### [Short exercise]
Here are some records; quote them exactly, leaving out the pictures.

begin Stored records

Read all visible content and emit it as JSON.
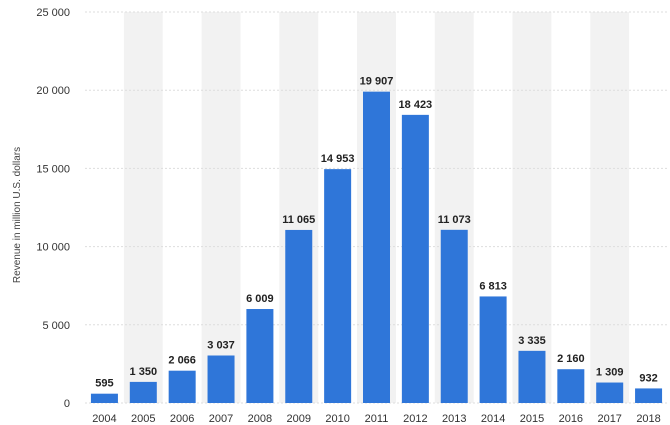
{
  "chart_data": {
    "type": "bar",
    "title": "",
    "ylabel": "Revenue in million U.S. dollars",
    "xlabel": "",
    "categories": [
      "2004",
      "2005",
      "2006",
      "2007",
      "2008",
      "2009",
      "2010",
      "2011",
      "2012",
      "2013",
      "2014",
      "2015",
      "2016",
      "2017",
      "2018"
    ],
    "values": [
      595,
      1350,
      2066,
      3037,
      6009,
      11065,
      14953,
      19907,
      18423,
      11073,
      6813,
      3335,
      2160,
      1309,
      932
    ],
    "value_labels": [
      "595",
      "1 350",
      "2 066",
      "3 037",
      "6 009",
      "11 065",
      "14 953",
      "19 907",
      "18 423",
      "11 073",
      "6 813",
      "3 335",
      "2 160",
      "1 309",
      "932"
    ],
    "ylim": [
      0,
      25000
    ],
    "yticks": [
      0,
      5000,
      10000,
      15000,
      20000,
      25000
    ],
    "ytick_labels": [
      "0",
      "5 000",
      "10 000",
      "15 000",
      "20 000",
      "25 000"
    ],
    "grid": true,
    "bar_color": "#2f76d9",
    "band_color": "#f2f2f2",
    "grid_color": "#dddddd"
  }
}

end Stored records

### [Full output]
Read all visible content and emit it as JSON.
{
  "chart_data": {
    "type": "bar",
    "title": "",
    "ylabel": "Revenue in million U.S. dollars",
    "xlabel": "",
    "categories": [
      "2004",
      "2005",
      "2006",
      "2007",
      "2008",
      "2009",
      "2010",
      "2011",
      "2012",
      "2013",
      "2014",
      "2015",
      "2016",
      "2017",
      "2018"
    ],
    "values": [
      595,
      1350,
      2066,
      3037,
      6009,
      11065,
      14953,
      19907,
      18423,
      11073,
      6813,
      3335,
      2160,
      1309,
      932
    ],
    "value_labels": [
      "595",
      "1 350",
      "2 066",
      "3 037",
      "6 009",
      "11 065",
      "14 953",
      "19 907",
      "18 423",
      "11 073",
      "6 813",
      "3 335",
      "2 160",
      "1 309",
      "932"
    ],
    "ylim": [
      0,
      25000
    ],
    "yticks": [
      0,
      5000,
      10000,
      15000,
      20000,
      25000
    ],
    "ytick_labels": [
      "0",
      "5 000",
      "10 000",
      "15 000",
      "20 000",
      "25 000"
    ],
    "grid": true,
    "bar_color": "#2f76d9",
    "band_color": "#f2f2f2",
    "grid_color": "#dddddd"
  }
}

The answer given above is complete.